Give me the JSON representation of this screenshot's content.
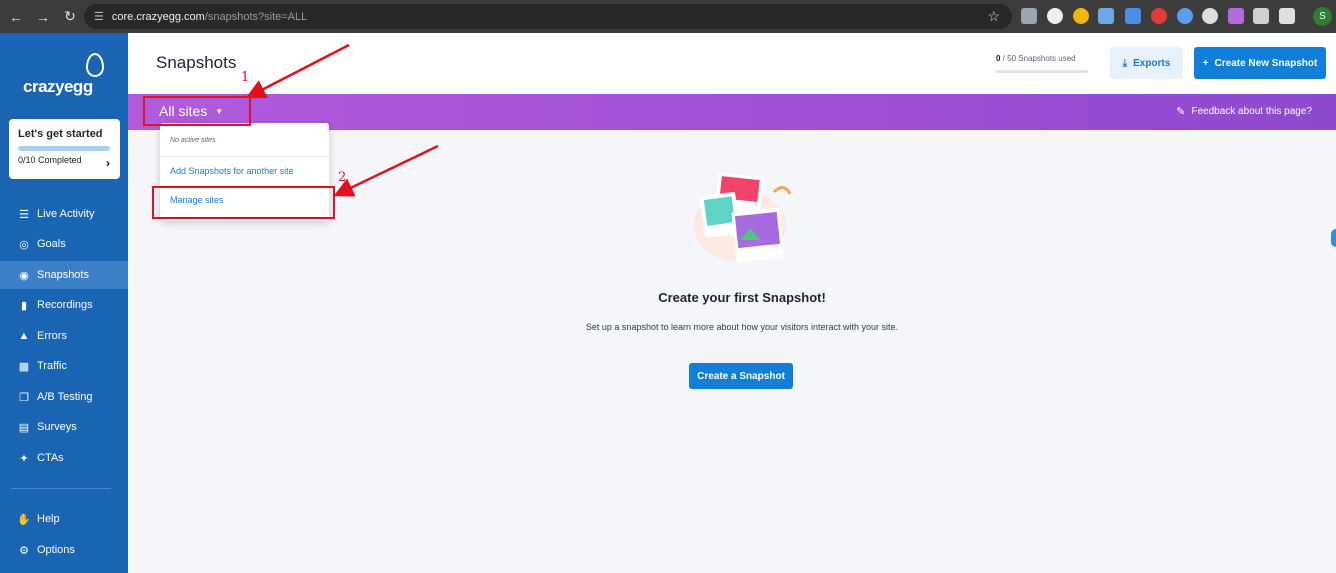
{
  "browser": {
    "url_host": "core.crazyegg.com",
    "url_path": "/snapshots?site=ALL",
    "profile_initial": "S"
  },
  "sidebar": {
    "logo": "crazyegg",
    "started": {
      "title": "Let's get started",
      "count": "0/10 Completed",
      "progress": 0
    },
    "items": [
      {
        "label": "Live Activity",
        "icon": "list-icon"
      },
      {
        "label": "Goals",
        "icon": "target-icon"
      },
      {
        "label": "Snapshots",
        "icon": "camera-icon",
        "active": true
      },
      {
        "label": "Recordings",
        "icon": "video-icon"
      },
      {
        "label": "Errors",
        "icon": "warning-icon"
      },
      {
        "label": "Traffic",
        "icon": "bar-chart-icon"
      },
      {
        "label": "A/B Testing",
        "icon": "copy-icon"
      },
      {
        "label": "Surveys",
        "icon": "clipboard-icon"
      },
      {
        "label": "CTAs",
        "icon": "sparkle-icon"
      }
    ],
    "bottom": [
      {
        "label": "Help",
        "icon": "hand-icon"
      },
      {
        "label": "Options",
        "icon": "gear-icon"
      }
    ]
  },
  "header": {
    "title": "Snapshots",
    "usage_used": "0",
    "usage_rest": " / 50 Snapshots used",
    "exports": "Exports",
    "create": "Create New Snapshot"
  },
  "toolbar": {
    "site_select": "All sites",
    "feedback": "Feedback about this page?"
  },
  "dropdown": {
    "no_active": "No active sites",
    "add": "Add Snapshots for another site",
    "manage": "Manage sites"
  },
  "annotations": {
    "label1": "1",
    "label2": "2"
  },
  "empty": {
    "title": "Create your first Snapshot!",
    "subtitle": "Set up a snapshot to learn more about how your visitors interact with your site.",
    "button": "Create a Snapshot"
  },
  "colors": {
    "accent": "#0f7fd9",
    "sidebar": "#1a64b4",
    "banner": "#a653d8",
    "annotation": "#e5101d"
  }
}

········

### Goal
Your task is to copy the entries in full and exactly, without any images.

### Problem solution
Give me the JSON representation of this screenshot's content.
{
  "browser": {
    "url_host": "core.crazyegg.com",
    "url_path": "/snapshots?site=ALL",
    "profile_initial": "S"
  },
  "sidebar": {
    "logo": "crazyegg",
    "started": {
      "title": "Let's get started",
      "count": "0/10 Completed",
      "progress": 0
    },
    "items": [
      {
        "label": "Live Activity",
        "icon": "list-icon"
      },
      {
        "label": "Goals",
        "icon": "target-icon"
      },
      {
        "label": "Snapshots",
        "icon": "camera-icon",
        "active": true
      },
      {
        "label": "Recordings",
        "icon": "video-icon"
      },
      {
        "label": "Errors",
        "icon": "warning-icon"
      },
      {
        "label": "Traffic",
        "icon": "bar-chart-icon"
      },
      {
        "label": "A/B Testing",
        "icon": "copy-icon"
      },
      {
        "label": "Surveys",
        "icon": "clipboard-icon"
      },
      {
        "label": "CTAs",
        "icon": "sparkle-icon"
      }
    ],
    "bottom": [
      {
        "label": "Help",
        "icon": "hand-icon"
      },
      {
        "label": "Options",
        "icon": "gear-icon"
      }
    ]
  },
  "header": {
    "title": "Snapshots",
    "usage_used": "0",
    "usage_rest": " / 50 Snapshots used",
    "exports": "Exports",
    "create": "Create New Snapshot"
  },
  "toolbar": {
    "site_select": "All sites",
    "feedback": "Feedback about this page?"
  },
  "dropdown": {
    "no_active": "No active sites",
    "add": "Add Snapshots for another site",
    "manage": "Manage sites"
  },
  "annotations": {
    "label1": "1",
    "label2": "2"
  },
  "empty": {
    "title": "Create your first Snapshot!",
    "subtitle": "Set up a snapshot to learn more about how your visitors interact with your site.",
    "button": "Create a Snapshot"
  },
  "colors": {
    "accent": "#0f7fd9",
    "sidebar": "#1a64b4",
    "banner": "#a653d8",
    "annotation": "#e5101d"
  }
}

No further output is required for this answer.